### Information provided:

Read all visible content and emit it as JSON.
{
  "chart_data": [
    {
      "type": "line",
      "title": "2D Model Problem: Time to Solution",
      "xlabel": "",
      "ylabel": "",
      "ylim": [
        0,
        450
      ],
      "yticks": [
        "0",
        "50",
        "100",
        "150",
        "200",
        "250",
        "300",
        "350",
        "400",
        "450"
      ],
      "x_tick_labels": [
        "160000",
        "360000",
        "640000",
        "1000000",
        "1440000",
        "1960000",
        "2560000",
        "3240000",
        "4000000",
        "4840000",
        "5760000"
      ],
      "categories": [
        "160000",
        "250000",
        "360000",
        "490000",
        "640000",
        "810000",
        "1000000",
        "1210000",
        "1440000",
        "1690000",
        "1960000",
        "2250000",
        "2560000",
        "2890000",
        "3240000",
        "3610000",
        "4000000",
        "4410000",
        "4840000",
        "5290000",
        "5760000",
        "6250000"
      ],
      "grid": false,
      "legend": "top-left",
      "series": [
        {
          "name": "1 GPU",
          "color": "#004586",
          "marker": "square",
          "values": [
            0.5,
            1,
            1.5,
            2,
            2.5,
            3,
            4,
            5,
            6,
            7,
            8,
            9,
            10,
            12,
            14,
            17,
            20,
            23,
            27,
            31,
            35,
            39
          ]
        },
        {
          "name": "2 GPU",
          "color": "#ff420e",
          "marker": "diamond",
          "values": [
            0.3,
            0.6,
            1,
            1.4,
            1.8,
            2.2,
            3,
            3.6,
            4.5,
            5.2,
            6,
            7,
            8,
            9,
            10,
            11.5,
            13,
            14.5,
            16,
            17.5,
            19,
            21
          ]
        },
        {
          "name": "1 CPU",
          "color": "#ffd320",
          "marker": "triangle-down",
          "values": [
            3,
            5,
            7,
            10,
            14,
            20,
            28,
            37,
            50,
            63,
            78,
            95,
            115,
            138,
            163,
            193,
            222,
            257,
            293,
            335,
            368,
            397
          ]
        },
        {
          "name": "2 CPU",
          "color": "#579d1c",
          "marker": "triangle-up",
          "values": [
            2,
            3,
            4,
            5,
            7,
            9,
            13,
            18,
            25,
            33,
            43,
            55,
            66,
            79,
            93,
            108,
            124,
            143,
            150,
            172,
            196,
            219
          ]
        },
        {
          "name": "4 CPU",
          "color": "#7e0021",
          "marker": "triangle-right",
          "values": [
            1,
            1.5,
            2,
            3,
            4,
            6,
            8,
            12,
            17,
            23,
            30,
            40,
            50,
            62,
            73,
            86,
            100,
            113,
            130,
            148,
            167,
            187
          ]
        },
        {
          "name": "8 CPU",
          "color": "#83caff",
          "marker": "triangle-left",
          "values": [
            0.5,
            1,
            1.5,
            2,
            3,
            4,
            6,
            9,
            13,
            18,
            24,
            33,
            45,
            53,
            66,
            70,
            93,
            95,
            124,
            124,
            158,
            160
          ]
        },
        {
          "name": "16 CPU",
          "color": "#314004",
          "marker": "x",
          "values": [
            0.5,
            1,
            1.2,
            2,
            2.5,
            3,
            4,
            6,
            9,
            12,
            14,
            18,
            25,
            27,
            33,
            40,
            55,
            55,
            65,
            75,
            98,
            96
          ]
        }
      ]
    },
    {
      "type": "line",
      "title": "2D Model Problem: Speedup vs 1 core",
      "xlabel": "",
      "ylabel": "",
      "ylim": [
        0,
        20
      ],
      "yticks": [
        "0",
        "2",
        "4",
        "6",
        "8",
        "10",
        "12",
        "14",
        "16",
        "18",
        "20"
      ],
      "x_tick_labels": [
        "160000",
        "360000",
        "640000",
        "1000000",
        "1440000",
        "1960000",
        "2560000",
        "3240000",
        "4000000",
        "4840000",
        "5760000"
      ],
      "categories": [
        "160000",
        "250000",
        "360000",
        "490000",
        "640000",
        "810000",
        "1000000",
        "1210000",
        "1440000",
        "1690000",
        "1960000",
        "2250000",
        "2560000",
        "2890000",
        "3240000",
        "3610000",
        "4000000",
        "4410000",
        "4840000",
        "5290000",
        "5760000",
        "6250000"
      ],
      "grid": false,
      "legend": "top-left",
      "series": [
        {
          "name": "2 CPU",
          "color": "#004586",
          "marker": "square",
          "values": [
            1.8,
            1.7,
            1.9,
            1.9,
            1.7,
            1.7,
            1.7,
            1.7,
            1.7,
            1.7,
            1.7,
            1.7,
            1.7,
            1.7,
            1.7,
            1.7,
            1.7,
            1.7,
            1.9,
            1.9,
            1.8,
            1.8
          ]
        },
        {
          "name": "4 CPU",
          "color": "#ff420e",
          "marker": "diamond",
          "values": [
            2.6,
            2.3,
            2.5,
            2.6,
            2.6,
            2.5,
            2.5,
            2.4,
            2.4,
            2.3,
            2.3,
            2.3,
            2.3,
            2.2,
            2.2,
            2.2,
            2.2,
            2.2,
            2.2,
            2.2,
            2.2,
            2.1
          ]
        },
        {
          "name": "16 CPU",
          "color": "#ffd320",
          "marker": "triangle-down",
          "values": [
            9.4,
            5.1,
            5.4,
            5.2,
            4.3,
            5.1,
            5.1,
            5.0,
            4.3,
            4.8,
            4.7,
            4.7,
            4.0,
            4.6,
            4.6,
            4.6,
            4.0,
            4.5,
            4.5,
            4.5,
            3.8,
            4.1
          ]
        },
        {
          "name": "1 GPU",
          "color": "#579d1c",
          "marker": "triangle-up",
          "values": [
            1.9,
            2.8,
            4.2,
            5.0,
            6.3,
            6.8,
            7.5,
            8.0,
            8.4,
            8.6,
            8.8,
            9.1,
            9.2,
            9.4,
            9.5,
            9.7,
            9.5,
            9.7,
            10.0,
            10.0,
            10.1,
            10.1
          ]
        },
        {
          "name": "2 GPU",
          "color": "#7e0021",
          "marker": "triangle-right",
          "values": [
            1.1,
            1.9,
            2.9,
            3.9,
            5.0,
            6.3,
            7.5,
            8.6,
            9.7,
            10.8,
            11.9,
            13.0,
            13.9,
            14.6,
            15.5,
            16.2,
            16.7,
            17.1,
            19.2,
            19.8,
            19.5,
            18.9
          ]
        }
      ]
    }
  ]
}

### Given problem:
Please reproduce each record precisely as written.

### Answer to the exercise:
Read all visible content and emit it as JSON.
{
  "chart_data": [
    {
      "type": "line",
      "title": "2D Model Problem: Time to Solution",
      "xlabel": "",
      "ylabel": "",
      "ylim": [
        0,
        450
      ],
      "yticks": [
        "0",
        "50",
        "100",
        "150",
        "200",
        "250",
        "300",
        "350",
        "400",
        "450"
      ],
      "x_tick_labels": [
        "160000",
        "360000",
        "640000",
        "1000000",
        "1440000",
        "1960000",
        "2560000",
        "3240000",
        "4000000",
        "4840000",
        "5760000"
      ],
      "categories": [
        "160000",
        "250000",
        "360000",
        "490000",
        "640000",
        "810000",
        "1000000",
        "1210000",
        "1440000",
        "1690000",
        "1960000",
        "2250000",
        "2560000",
        "2890000",
        "3240000",
        "3610000",
        "4000000",
        "4410000",
        "4840000",
        "5290000",
        "5760000",
        "6250000"
      ],
      "grid": false,
      "legend": "top-left",
      "series": [
        {
          "name": "1 GPU",
          "color": "#004586",
          "marker": "square",
          "values": [
            0.5,
            1,
            1.5,
            2,
            2.5,
            3,
            4,
            5,
            6,
            7,
            8,
            9,
            10,
            12,
            14,
            17,
            20,
            23,
            27,
            31,
            35,
            39
          ]
        },
        {
          "name": "2 GPU",
          "color": "#ff420e",
          "marker": "diamond",
          "values": [
            0.3,
            0.6,
            1,
            1.4,
            1.8,
            2.2,
            3,
            3.6,
            4.5,
            5.2,
            6,
            7,
            8,
            9,
            10,
            11.5,
            13,
            14.5,
            16,
            17.5,
            19,
            21
          ]
        },
        {
          "name": "1 CPU",
          "color": "#ffd320",
          "marker": "triangle-down",
          "values": [
            3,
            5,
            7,
            10,
            14,
            20,
            28,
            37,
            50,
            63,
            78,
            95,
            115,
            138,
            163,
            193,
            222,
            257,
            293,
            335,
            368,
            397
          ]
        },
        {
          "name": "2 CPU",
          "color": "#579d1c",
          "marker": "triangle-up",
          "values": [
            2,
            3,
            4,
            5,
            7,
            9,
            13,
            18,
            25,
            33,
            43,
            55,
            66,
            79,
            93,
            108,
            124,
            143,
            150,
            172,
            196,
            219
          ]
        },
        {
          "name": "4 CPU",
          "color": "#7e0021",
          "marker": "triangle-right",
          "values": [
            1,
            1.5,
            2,
            3,
            4,
            6,
            8,
            12,
            17,
            23,
            30,
            40,
            50,
            62,
            73,
            86,
            100,
            113,
            130,
            148,
            167,
            187
          ]
        },
        {
          "name": "8 CPU",
          "color": "#83caff",
          "marker": "triangle-left",
          "values": [
            0.5,
            1,
            1.5,
            2,
            3,
            4,
            6,
            9,
            13,
            18,
            24,
            33,
            45,
            53,
            66,
            70,
            93,
            95,
            124,
            124,
            158,
            160
          ]
        },
        {
          "name": "16 CPU",
          "color": "#314004",
          "marker": "x",
          "values": [
            0.5,
            1,
            1.2,
            2,
            2.5,
            3,
            4,
            6,
            9,
            12,
            14,
            18,
            25,
            27,
            33,
            40,
            55,
            55,
            65,
            75,
            98,
            96
          ]
        }
      ]
    },
    {
      "type": "line",
      "title": "2D Model Problem: Speedup vs 1 core",
      "xlabel": "",
      "ylabel": "",
      "ylim": [
        0,
        20
      ],
      "yticks": [
        "0",
        "2",
        "4",
        "6",
        "8",
        "10",
        "12",
        "14",
        "16",
        "18",
        "20"
      ],
      "x_tick_labels": [
        "160000",
        "360000",
        "640000",
        "1000000",
        "1440000",
        "1960000",
        "2560000",
        "3240000",
        "4000000",
        "4840000",
        "5760000"
      ],
      "categories": [
        "160000",
        "250000",
        "360000",
        "490000",
        "640000",
        "810000",
        "1000000",
        "1210000",
        "1440000",
        "1690000",
        "1960000",
        "2250000",
        "2560000",
        "2890000",
        "3240000",
        "3610000",
        "4000000",
        "4410000",
        "4840000",
        "5290000",
        "5760000",
        "6250000"
      ],
      "grid": false,
      "legend": "top-left",
      "series": [
        {
          "name": "2 CPU",
          "color": "#004586",
          "marker": "square",
          "values": [
            1.8,
            1.7,
            1.9,
            1.9,
            1.7,
            1.7,
            1.7,
            1.7,
            1.7,
            1.7,
            1.7,
            1.7,
            1.7,
            1.7,
            1.7,
            1.7,
            1.7,
            1.7,
            1.9,
            1.9,
            1.8,
            1.8
          ]
        },
        {
          "name": "4 CPU",
          "color": "#ff420e",
          "marker": "diamond",
          "values": [
            2.6,
            2.3,
            2.5,
            2.6,
            2.6,
            2.5,
            2.5,
            2.4,
            2.4,
            2.3,
            2.3,
            2.3,
            2.3,
            2.2,
            2.2,
            2.2,
            2.2,
            2.2,
            2.2,
            2.2,
            2.2,
            2.1
          ]
        },
        {
          "name": "16 CPU",
          "color": "#ffd320",
          "marker": "triangle-down",
          "values": [
            9.4,
            5.1,
            5.4,
            5.2,
            4.3,
            5.1,
            5.1,
            5.0,
            4.3,
            4.8,
            4.7,
            4.7,
            4.0,
            4.6,
            4.6,
            4.6,
            4.0,
            4.5,
            4.5,
            4.5,
            3.8,
            4.1
          ]
        },
        {
          "name": "1 GPU",
          "color": "#579d1c",
          "marker": "triangle-up",
          "values": [
            1.9,
            2.8,
            4.2,
            5.0,
            6.3,
            6.8,
            7.5,
            8.0,
            8.4,
            8.6,
            8.8,
            9.1,
            9.2,
            9.4,
            9.5,
            9.7,
            9.5,
            9.7,
            10.0,
            10.0,
            10.1,
            10.1
          ]
        },
        {
          "name": "2 GPU",
          "color": "#7e0021",
          "marker": "triangle-right",
          "values": [
            1.1,
            1.9,
            2.9,
            3.9,
            5.0,
            6.3,
            7.5,
            8.6,
            9.7,
            10.8,
            11.9,
            13.0,
            13.9,
            14.6,
            15.5,
            16.2,
            16.7,
            17.1,
            19.2,
            19.8,
            19.5,
            18.9
          ]
        }
      ]
    }
  ]
}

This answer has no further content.